_INSTRUCTIONS TO FOLLOW_
Repeat every record below exactly as it appears.

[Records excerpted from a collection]

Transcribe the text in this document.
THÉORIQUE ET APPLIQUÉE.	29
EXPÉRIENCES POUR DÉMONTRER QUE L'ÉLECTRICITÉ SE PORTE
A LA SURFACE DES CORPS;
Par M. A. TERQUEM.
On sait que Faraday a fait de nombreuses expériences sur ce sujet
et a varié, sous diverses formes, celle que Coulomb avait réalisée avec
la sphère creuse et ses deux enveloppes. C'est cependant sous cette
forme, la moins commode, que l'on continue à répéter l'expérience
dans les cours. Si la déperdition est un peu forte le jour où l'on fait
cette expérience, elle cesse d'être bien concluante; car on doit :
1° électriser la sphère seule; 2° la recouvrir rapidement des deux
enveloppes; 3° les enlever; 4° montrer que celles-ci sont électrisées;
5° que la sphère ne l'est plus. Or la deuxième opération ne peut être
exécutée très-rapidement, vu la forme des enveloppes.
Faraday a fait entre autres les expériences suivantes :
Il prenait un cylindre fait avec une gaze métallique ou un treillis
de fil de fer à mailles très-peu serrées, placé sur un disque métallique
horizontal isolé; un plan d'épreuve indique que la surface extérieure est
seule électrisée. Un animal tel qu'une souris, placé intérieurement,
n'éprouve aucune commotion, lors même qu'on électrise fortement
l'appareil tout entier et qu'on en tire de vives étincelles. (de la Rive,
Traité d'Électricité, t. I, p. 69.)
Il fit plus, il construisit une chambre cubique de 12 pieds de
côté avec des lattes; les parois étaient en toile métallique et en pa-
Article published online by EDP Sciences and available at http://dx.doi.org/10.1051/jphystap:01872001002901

_FULL SOLUTION_
Transcribe the text in this document.
THÉORIQUE ET APPLIQUÉE.	29
EXPÉRIENCES POUR DÉMONTRER QUE L'ÉLECTRICITÉ SE PORTE
A LA SURFACE DES CORPS;
Par M. A. TERQUEM.
On sait que Faraday a fait de nombreuses expériences sur ce sujet
et a varié, sous diverses formes, celle que Coulomb avait réalisée avec
la sphère creuse et ses deux enveloppes. C'est cependant sous cette
forme, la moins commode, que l'on continue à répéter l'expérience
dans les cours. Si la déperdition est un peu forte le jour où l'on fait
cette expérience, elle cesse d'être bien concluante; car on doit :
1° électriser la sphère seule; 2° la recouvrir rapidement des deux
enveloppes; 3° les enlever; 4° montrer que celles-ci sont électrisées;
5° que la sphère ne l'est plus. Or la deuxième opération ne peut être
exécutée très-rapidement, vu la forme des enveloppes.
Faraday a fait entre autres les expériences suivantes :
Il prenait un cylindre fait avec une gaze métallique ou un treillis
de fil de fer à mailles très-peu serrées, placé sur un disque métallique
horizontal isolé; un plan d'épreuve indique que la surface extérieure est
seule électrisée. Un animal tel qu'une souris, placé intérieurement,
n'éprouve aucune commotion, lors même qu'on électrise fortement
l'appareil tout entier et qu'on en tire de vives étincelles. (de la Rive,
Traité d'Électricité, t. I, p. 69.)
Il fit plus, il construisit une chambre cubique de 12 pieds de
côté avec des lattes; les parois étaient en toile métallique et en pa-
Article published online by EDP Sciences and available at http://dx.doi.org/10.1051/jphystap:01872001002901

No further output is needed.